» WHAT IS BEING ASKED: The records below must be written out exactly, with every picture left behind.

Dataset items
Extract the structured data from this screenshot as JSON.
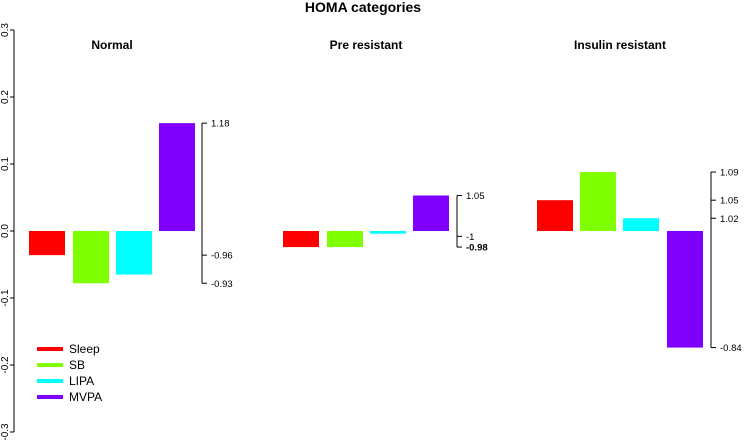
{
  "chart_data": {
    "type": "bar",
    "title": "HOMA categories",
    "xlabel": "",
    "ylabel": "",
    "ylim": [
      -0.3,
      0.3
    ],
    "yticks": [
      {
        "value": 0.3,
        "label": "0.3"
      },
      {
        "value": 0.2,
        "label": "0.2"
      },
      {
        "value": 0.1,
        "label": "0.1"
      },
      {
        "value": 0.0,
        "label": "0.0"
      },
      {
        "value": -0.1,
        "label": "-0.1"
      },
      {
        "value": -0.2,
        "label": "-0.2"
      },
      {
        "value": -0.3,
        "label": "-0.3"
      }
    ],
    "categories": [
      "Sleep",
      "SB",
      "LIPA",
      "MVPA"
    ],
    "colors": [
      "#ff0000",
      "#80ff00",
      "#00ffff",
      "#8000ff"
    ],
    "legend_position": "bottom-left",
    "grid": false,
    "panels": [
      {
        "name": "Normal",
        "values": [
          -0.036,
          -0.078,
          -0.065,
          0.161
        ],
        "scale_labels": [
          {
            "value": 0.161,
            "label": "1.18",
            "bold": false
          },
          {
            "value": -0.036,
            "label": "-0.96",
            "bold": false
          },
          {
            "value": -0.078,
            "label": "-0.93",
            "bold": false
          }
        ]
      },
      {
        "name": "Pre resistant",
        "values": [
          -0.024,
          -0.024,
          -0.004,
          0.053
        ],
        "scale_labels": [
          {
            "value": 0.053,
            "label": "1.05",
            "bold": false
          },
          {
            "value": -0.008,
            "label": "-1",
            "bold": false
          },
          {
            "value": -0.024,
            "label": "-0.98",
            "bold": true
          }
        ]
      },
      {
        "name": "Insulin resistant",
        "values": [
          0.046,
          0.088,
          0.019,
          -0.174
        ],
        "scale_labels": [
          {
            "value": 0.088,
            "label": "1.09",
            "bold": false
          },
          {
            "value": 0.046,
            "label": "1.05",
            "bold": false
          },
          {
            "value": 0.019,
            "label": "1.02",
            "bold": false
          },
          {
            "value": -0.174,
            "label": "-0.84",
            "bold": false
          }
        ]
      }
    ]
  }
}
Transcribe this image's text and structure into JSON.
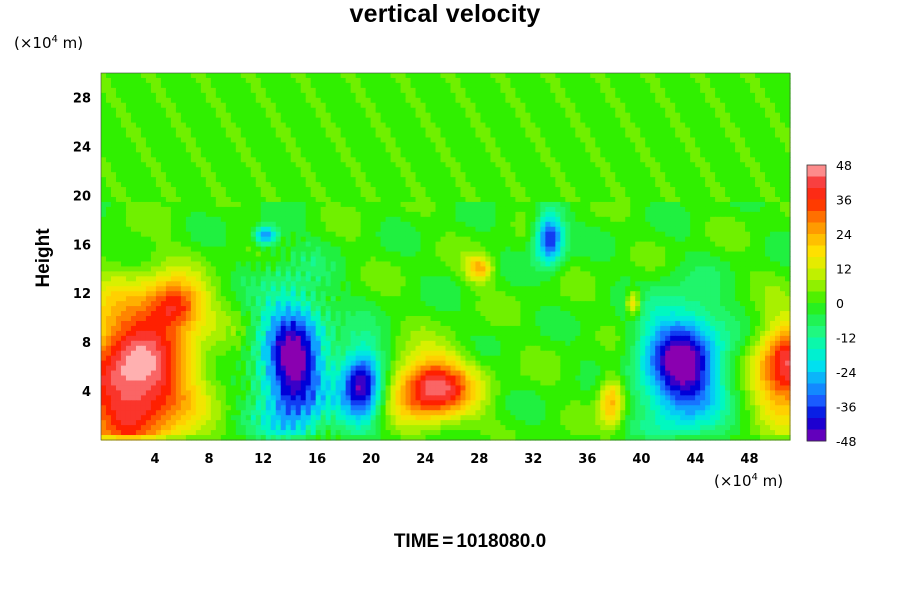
{
  "title": "vertical velocity",
  "y_axis": {
    "label": "Height",
    "unit": {
      "prefix": "(×10",
      "exponent": "4",
      "suffix": " m)"
    }
  },
  "x_axis": {
    "unit": {
      "prefix": "(×10",
      "exponent": "4",
      "suffix": " m)"
    }
  },
  "footer": {
    "label": "TIME",
    "equals": "=",
    "value": "1018080.0"
  },
  "colorbar": {
    "ticks": [
      "48",
      "36",
      "24",
      "12",
      "0",
      "-12",
      "-24",
      "-36",
      "-48"
    ],
    "range": [
      -48,
      48
    ],
    "stops": [
      {
        "v": -48,
        "c": "#8a00b0"
      },
      {
        "v": -44,
        "c": "#3a00c8"
      },
      {
        "v": -40,
        "c": "#0000d8"
      },
      {
        "v": -34,
        "c": "#1a5cff"
      },
      {
        "v": -28,
        "c": "#10a0ff"
      },
      {
        "v": -22,
        "c": "#00e0f0"
      },
      {
        "v": -16,
        "c": "#00f8c0"
      },
      {
        "v": -10,
        "c": "#20f880"
      },
      {
        "v": -4,
        "c": "#20f040"
      },
      {
        "v": 0,
        "c": "#30f000"
      },
      {
        "v": 6,
        "c": "#90f000"
      },
      {
        "v": 12,
        "c": "#d8f000"
      },
      {
        "v": 18,
        "c": "#ffe000"
      },
      {
        "v": 24,
        "c": "#ffb000"
      },
      {
        "v": 30,
        "c": "#ff7000"
      },
      {
        "v": 36,
        "c": "#ff2000"
      },
      {
        "v": 42,
        "c": "#f84040"
      },
      {
        "v": 48,
        "c": "#ffb0b0"
      }
    ]
  },
  "chart_data": {
    "type": "heatmap",
    "title": "vertical velocity",
    "xlabel": "(×10^4 m)",
    "ylabel": "Height (×10^4 m)",
    "x_ticks": [
      "4",
      "8",
      "12",
      "16",
      "20",
      "24",
      "28",
      "32",
      "36",
      "40",
      "44",
      "48"
    ],
    "y_ticks": [
      "4",
      "8",
      "12",
      "16",
      "20",
      "24",
      "28"
    ],
    "xlim": [
      0,
      51
    ],
    "ylim": [
      0,
      30
    ],
    "value_range": [
      -48,
      48
    ],
    "features": [
      {
        "kind": "updraft",
        "x": 2.5,
        "y": 5,
        "rx": 4,
        "ry": 6,
        "value": 50
      },
      {
        "kind": "downdraft",
        "x": 14.2,
        "y": 6,
        "rx": 2.2,
        "ry": 5.5,
        "value": -50
      },
      {
        "kind": "downdraft",
        "x": 19.3,
        "y": 4.5,
        "rx": 1.5,
        "ry": 3,
        "value": -48
      },
      {
        "kind": "updraft",
        "x": 24.5,
        "y": 4.2,
        "rx": 2.8,
        "ry": 2.5,
        "value": 46
      },
      {
        "kind": "downdraft",
        "x": 33.2,
        "y": 16.5,
        "rx": 1.0,
        "ry": 2,
        "value": -40
      },
      {
        "kind": "updraft",
        "x": 28.0,
        "y": 14.0,
        "rx": 0.9,
        "ry": 1.0,
        "value": 24
      },
      {
        "kind": "updraft",
        "x": 37.8,
        "y": 3.2,
        "rx": 0.9,
        "ry": 2,
        "value": 26
      },
      {
        "kind": "updraft",
        "x": 39.4,
        "y": 11.2,
        "rx": 0.5,
        "ry": 1.0,
        "value": 24
      },
      {
        "kind": "downdraft",
        "x": 43.0,
        "y": 6.0,
        "rx": 2.8,
        "ry": 4.5,
        "value": -50
      },
      {
        "kind": "updraft",
        "x": 50.8,
        "y": 5.8,
        "rx": 2.2,
        "ry": 3.5,
        "value": 44
      },
      {
        "kind": "downdraft",
        "x": 12.2,
        "y": 16.7,
        "rx": 0.8,
        "ry": 0.8,
        "value": -32
      },
      {
        "kind": "updraft",
        "x": 5.5,
        "y": 11,
        "rx": 2.0,
        "ry": 2.0,
        "value": 30
      }
    ]
  }
}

» RESULT FOR THIS TASK:
Extract the structured data from this screenshot as JSON.
{
  "chart_data": {
    "type": "bar",
    "title": "HOMA categories",
    "xlabel": "",
    "ylabel": "",
    "ylim": [
      -0.3,
      0.3
    ],
    "yticks": [
      {
        "value": 0.3,
        "label": "0.3"
      },
      {
        "value": 0.2,
        "label": "0.2"
      },
      {
        "value": 0.1,
        "label": "0.1"
      },
      {
        "value": 0.0,
        "label": "0.0"
      },
      {
        "value": -0.1,
        "label": "-0.1"
      },
      {
        "value": -0.2,
        "label": "-0.2"
      },
      {
        "value": -0.3,
        "label": "-0.3"
      }
    ],
    "categories": [
      "Sleep",
      "SB",
      "LIPA",
      "MVPA"
    ],
    "colors": [
      "#ff0000",
      "#80ff00",
      "#00ffff",
      "#8000ff"
    ],
    "legend_position": "bottom-left",
    "grid": false,
    "panels": [
      {
        "name": "Normal",
        "values": [
          -0.036,
          -0.078,
          -0.065,
          0.161
        ],
        "scale_labels": [
          {
            "value": 0.161,
            "label": "1.18",
            "bold": false
          },
          {
            "value": -0.036,
            "label": "-0.96",
            "bold": false
          },
          {
            "value": -0.078,
            "label": "-0.93",
            "bold": false
          }
        ]
      },
      {
        "name": "Pre resistant",
        "values": [
          -0.024,
          -0.024,
          -0.004,
          0.053
        ],
        "scale_labels": [
          {
            "value": 0.053,
            "label": "1.05",
            "bold": false
          },
          {
            "value": -0.008,
            "label": "-1",
            "bold": false
          },
          {
            "value": -0.024,
            "label": "-0.98",
            "bold": true
          }
        ]
      },
      {
        "name": "Insulin resistant",
        "values": [
          0.046,
          0.088,
          0.019,
          -0.174
        ],
        "scale_labels": [
          {
            "value": 0.088,
            "label": "1.09",
            "bold": false
          },
          {
            "value": 0.046,
            "label": "1.05",
            "bold": false
          },
          {
            "value": 0.019,
            "label": "1.02",
            "bold": false
          },
          {
            "value": -0.174,
            "label": "-0.84",
            "bold": false
          }
        ]
      }
    ]
  }
}
Transcribe this image's text and structure into JSON.
{
  "title": "vertical velocity",
  "y_axis": {
    "label": "Height",
    "unit": {
      "prefix": "(×10",
      "exponent": "4",
      "suffix": " m)"
    }
  },
  "x_axis": {
    "unit": {
      "prefix": "(×10",
      "exponent": "4",
      "suffix": " m)"
    }
  },
  "footer": {
    "label": "TIME",
    "equals": "=",
    "value": "1018080.0"
  },
  "colorbar": {
    "ticks": [
      "48",
      "36",
      "24",
      "12",
      "0",
      "-12",
      "-24",
      "-36",
      "-48"
    ],
    "range": [
      -48,
      48
    ],
    "stops": [
      {
        "v": -48,
        "c": "#8a00b0"
      },
      {
        "v": -44,
        "c": "#3a00c8"
      },
      {
        "v": -40,
        "c": "#0000d8"
      },
      {
        "v": -34,
        "c": "#1a5cff"
      },
      {
        "v": -28,
        "c": "#10a0ff"
      },
      {
        "v": -22,
        "c": "#00e0f0"
      },
      {
        "v": -16,
        "c": "#00f8c0"
      },
      {
        "v": -10,
        "c": "#20f880"
      },
      {
        "v": -4,
        "c": "#20f040"
      },
      {
        "v": 0,
        "c": "#30f000"
      },
      {
        "v": 6,
        "c": "#90f000"
      },
      {
        "v": 12,
        "c": "#d8f000"
      },
      {
        "v": 18,
        "c": "#ffe000"
      },
      {
        "v": 24,
        "c": "#ffb000"
      },
      {
        "v": 30,
        "c": "#ff7000"
      },
      {
        "v": 36,
        "c": "#ff2000"
      },
      {
        "v": 42,
        "c": "#f84040"
      },
      {
        "v": 48,
        "c": "#ffb0b0"
      }
    ]
  },
  "chart_data": {
    "type": "heatmap",
    "title": "vertical velocity",
    "xlabel": "(×10^4 m)",
    "ylabel": "Height (×10^4 m)",
    "x_ticks": [
      "4",
      "8",
      "12",
      "16",
      "20",
      "24",
      "28",
      "32",
      "36",
      "40",
      "44",
      "48"
    ],
    "y_ticks": [
      "4",
      "8",
      "12",
      "16",
      "20",
      "24",
      "28"
    ],
    "xlim": [
      0,
      51
    ],
    "ylim": [
      0,
      30
    ],
    "value_range": [
      -48,
      48
    ],
    "features": [
      {
        "kind": "updraft",
        "x": 2.5,
        "y": 5,
        "rx": 4,
        "ry": 6,
        "value": 50
      },
      {
        "kind": "downdraft",
        "x": 14.2,
        "y": 6,
        "rx": 2.2,
        "ry": 5.5,
        "value": -50
      },
      {
        "kind": "downdraft",
        "x": 19.3,
        "y": 4.5,
        "rx": 1.5,
        "ry": 3,
        "value": -48
      },
      {
        "kind": "updraft",
        "x": 24.5,
        "y": 4.2,
        "rx": 2.8,
        "ry": 2.5,
        "value": 46
      },
      {
        "kind": "downdraft",
        "x": 33.2,
        "y": 16.5,
        "rx": 1.0,
        "ry": 2,
        "value": -40
      },
      {
        "kind": "updraft",
        "x": 28.0,
        "y": 14.0,
        "rx": 0.9,
        "ry": 1.0,
        "value": 24
      },
      {
        "kind": "updraft",
        "x": 37.8,
        "y": 3.2,
        "rx": 0.9,
        "ry": 2,
        "value": 26
      },
      {
        "kind": "updraft",
        "x": 39.4,
        "y": 11.2,
        "rx": 0.5,
        "ry": 1.0,
        "value": 24
      },
      {
        "kind": "downdraft",
        "x": 43.0,
        "y": 6.0,
        "rx": 2.8,
        "ry": 4.5,
        "value": -50
      },
      {
        "kind": "updraft",
        "x": 50.8,
        "y": 5.8,
        "rx": 2.2,
        "ry": 3.5,
        "value": 44
      },
      {
        "kind": "downdraft",
        "x": 12.2,
        "y": 16.7,
        "rx": 0.8,
        "ry": 0.8,
        "value": -32
      },
      {
        "kind": "updraft",
        "x": 5.5,
        "y": 11,
        "rx": 2.0,
        "ry": 2.0,
        "value": 30
      }
    ]
  }
}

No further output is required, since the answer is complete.